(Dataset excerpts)

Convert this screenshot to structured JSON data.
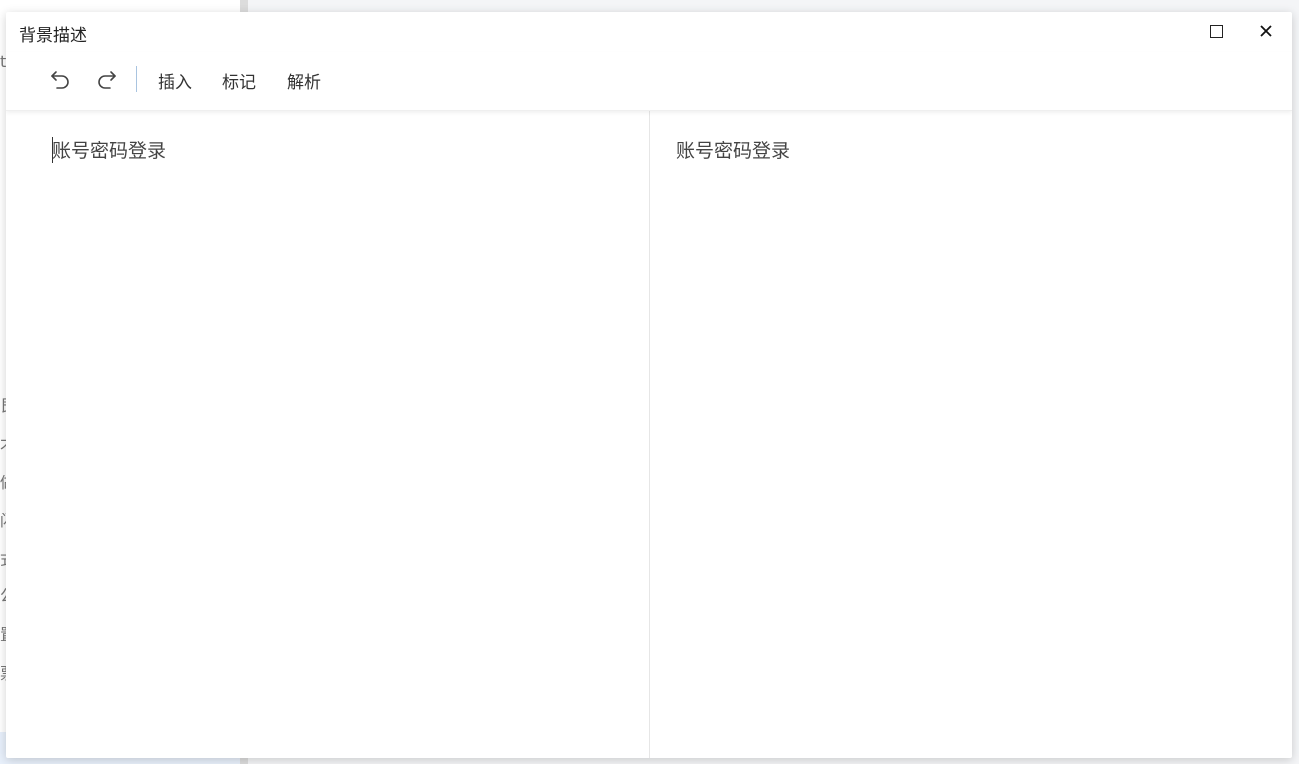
{
  "background": {
    "side_glyphs": [
      "t",
      "艮",
      "才",
      "做",
      "闪",
      "式",
      "公",
      "置",
      "票"
    ]
  },
  "dialog": {
    "title": "背景描述",
    "maximize_icon": "maximize-icon",
    "close_icon": "close-icon",
    "close_glyph": "✕"
  },
  "toolbar": {
    "undo_icon": "undo-icon",
    "redo_icon": "redo-icon",
    "insert_label": "插入",
    "mark_label": "标记",
    "parse_label": "解析",
    "separator_color": "#a9c4e0"
  },
  "editor": {
    "source_text": "账号密码登录"
  },
  "preview": {
    "rendered_text": "账号密码登录"
  }
}
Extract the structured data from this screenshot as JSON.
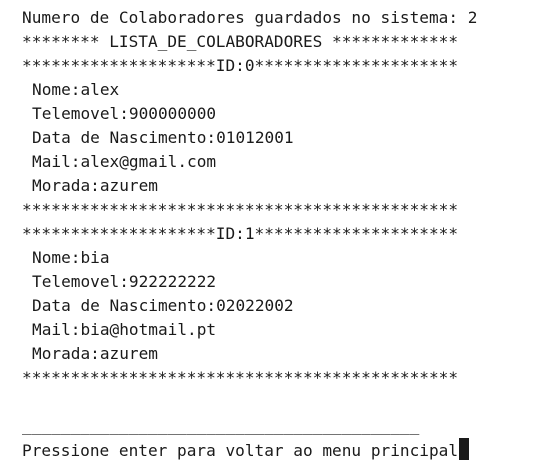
{
  "console": {
    "header": "Numero de Colaboradores guardados no sistema: 2",
    "list_title": "******** LISTA_DE_COLABORADORES *************",
    "records": [
      {
        "id_line": "********************ID:0*********************",
        "nome": "Nome:alex",
        "telemovel": "Telemovel:900000000",
        "nascimento": "Data de Nascimento:01012001",
        "mail": "Mail:alex@gmail.com",
        "morada": "Morada:azurem",
        "separator": "*********************************************"
      },
      {
        "id_line": "********************ID:1*********************",
        "nome": "Nome:bia",
        "telemovel": "Telemovel:922222222",
        "nascimento": "Data de Nascimento:02022002",
        "mail": "Mail:bia@hotmail.pt",
        "morada": "Morada:azurem",
        "separator": "*********************************************"
      }
    ],
    "blank": "",
    "underline": "_________________________________________",
    "prompt": "Pressione enter para voltar ao menu principal"
  }
}
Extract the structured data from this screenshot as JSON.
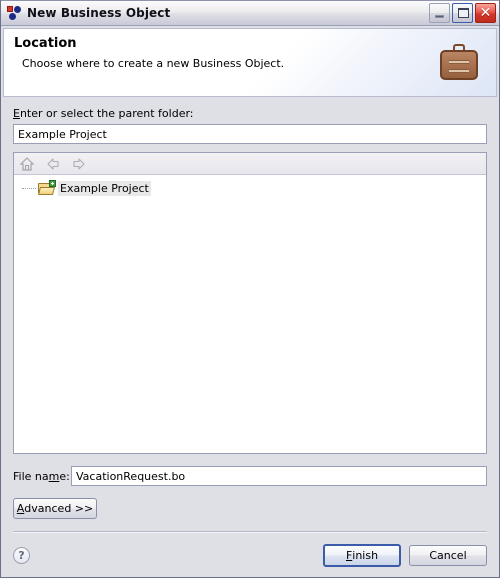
{
  "window": {
    "title": "New Business Object",
    "icon": "business-object-icon",
    "controls": {
      "minimize": "minimize-icon",
      "maximize": "maximize-icon",
      "close": "close-icon"
    }
  },
  "banner": {
    "title": "Location",
    "description": "Choose where to create a new Business Object.",
    "icon": "briefcase-icon"
  },
  "content": {
    "parent_folder_label_pre": "E",
    "parent_folder_label_post": "nter or select the parent folder:",
    "parent_folder_value": "Example Project",
    "parent_folder_placeholder": "",
    "toolbar": {
      "home": "home-icon",
      "back": "back-arrow-icon",
      "forward": "forward-arrow-icon"
    },
    "tree": {
      "items": [
        {
          "label": "Example Project",
          "icon": "open-folder-icon",
          "selected": true
        }
      ]
    },
    "filename_label_pre": "File na",
    "filename_label_mn": "m",
    "filename_label_post": "e:",
    "filename_value": "VacationRequest.bo",
    "filename_placeholder": "",
    "advanced_label_mn": "A",
    "advanced_label_post": "dvanced >>"
  },
  "footer": {
    "help": "?",
    "finish_mn": "F",
    "finish_post": "inish",
    "cancel_label": "Cancel"
  },
  "colors": {
    "accent": "#3b5ca8",
    "close": "#d8372a",
    "dialog_bg": "#dfdfe6",
    "banner_bg": "#ffffff",
    "briefcase": "#a8714f"
  }
}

--- TASK GOAL ---
Quote the material exactly. Pictures stay out.

--- RESULT ---
Convert this screenshot to structured JSON data.
{
  "background": {
    "side_glyphs": [
      "t",
      "艮",
      "才",
      "做",
      "闪",
      "式",
      "公",
      "置",
      "票"
    ]
  },
  "dialog": {
    "title": "背景描述",
    "maximize_icon": "maximize-icon",
    "close_icon": "close-icon",
    "close_glyph": "✕"
  },
  "toolbar": {
    "undo_icon": "undo-icon",
    "redo_icon": "redo-icon",
    "insert_label": "插入",
    "mark_label": "标记",
    "parse_label": "解析",
    "separator_color": "#a9c4e0"
  },
  "editor": {
    "source_text": "账号密码登录"
  },
  "preview": {
    "rendered_text": "账号密码登录"
  }
}
Extract the structured data from this screenshot as JSON.
{
  "console": {
    "header": "Numero de Colaboradores guardados no sistema: 2",
    "list_title": "******** LISTA_DE_COLABORADORES *************",
    "records": [
      {
        "id_line": "********************ID:0*********************",
        "nome": "Nome:alex",
        "telemovel": "Telemovel:900000000",
        "nascimento": "Data de Nascimento:01012001",
        "mail": "Mail:alex@gmail.com",
        "morada": "Morada:azurem",
        "separator": "*********************************************"
      },
      {
        "id_line": "********************ID:1*********************",
        "nome": "Nome:bia",
        "telemovel": "Telemovel:922222222",
        "nascimento": "Data de Nascimento:02022002",
        "mail": "Mail:bia@hotmail.pt",
        "morada": "Morada:azurem",
        "separator": "*********************************************"
      }
    ],
    "blank": "",
    "underline": "_________________________________________",
    "prompt": "Pressione enter para voltar ao menu principal"
  }
}
Extract the structured data from this screenshot as JSON.
{
  "window": {
    "title": "New Business Object",
    "icon": "business-object-icon",
    "controls": {
      "minimize": "minimize-icon",
      "maximize": "maximize-icon",
      "close": "close-icon"
    }
  },
  "banner": {
    "title": "Location",
    "description": "Choose where to create a new Business Object.",
    "icon": "briefcase-icon"
  },
  "content": {
    "parent_folder_label_pre": "E",
    "parent_folder_label_post": "nter or select the parent folder:",
    "parent_folder_value": "Example Project",
    "parent_folder_placeholder": "",
    "toolbar": {
      "home": "home-icon",
      "back": "back-arrow-icon",
      "forward": "forward-arrow-icon"
    },
    "tree": {
      "items": [
        {
          "label": "Example Project",
          "icon": "open-folder-icon",
          "selected": true
        }
      ]
    },
    "filename_label_pre": "File na",
    "filename_label_mn": "m",
    "filename_label_post": "e:",
    "filename_value": "VacationRequest.bo",
    "filename_placeholder": "",
    "advanced_label_mn": "A",
    "advanced_label_post": "dvanced >>"
  },
  "footer": {
    "help": "?",
    "finish_mn": "F",
    "finish_post": "inish",
    "cancel_label": "Cancel"
  },
  "colors": {
    "accent": "#3b5ca8",
    "close": "#d8372a",
    "dialog_bg": "#dfdfe6",
    "banner_bg": "#ffffff",
    "briefcase": "#a8714f"
  }
}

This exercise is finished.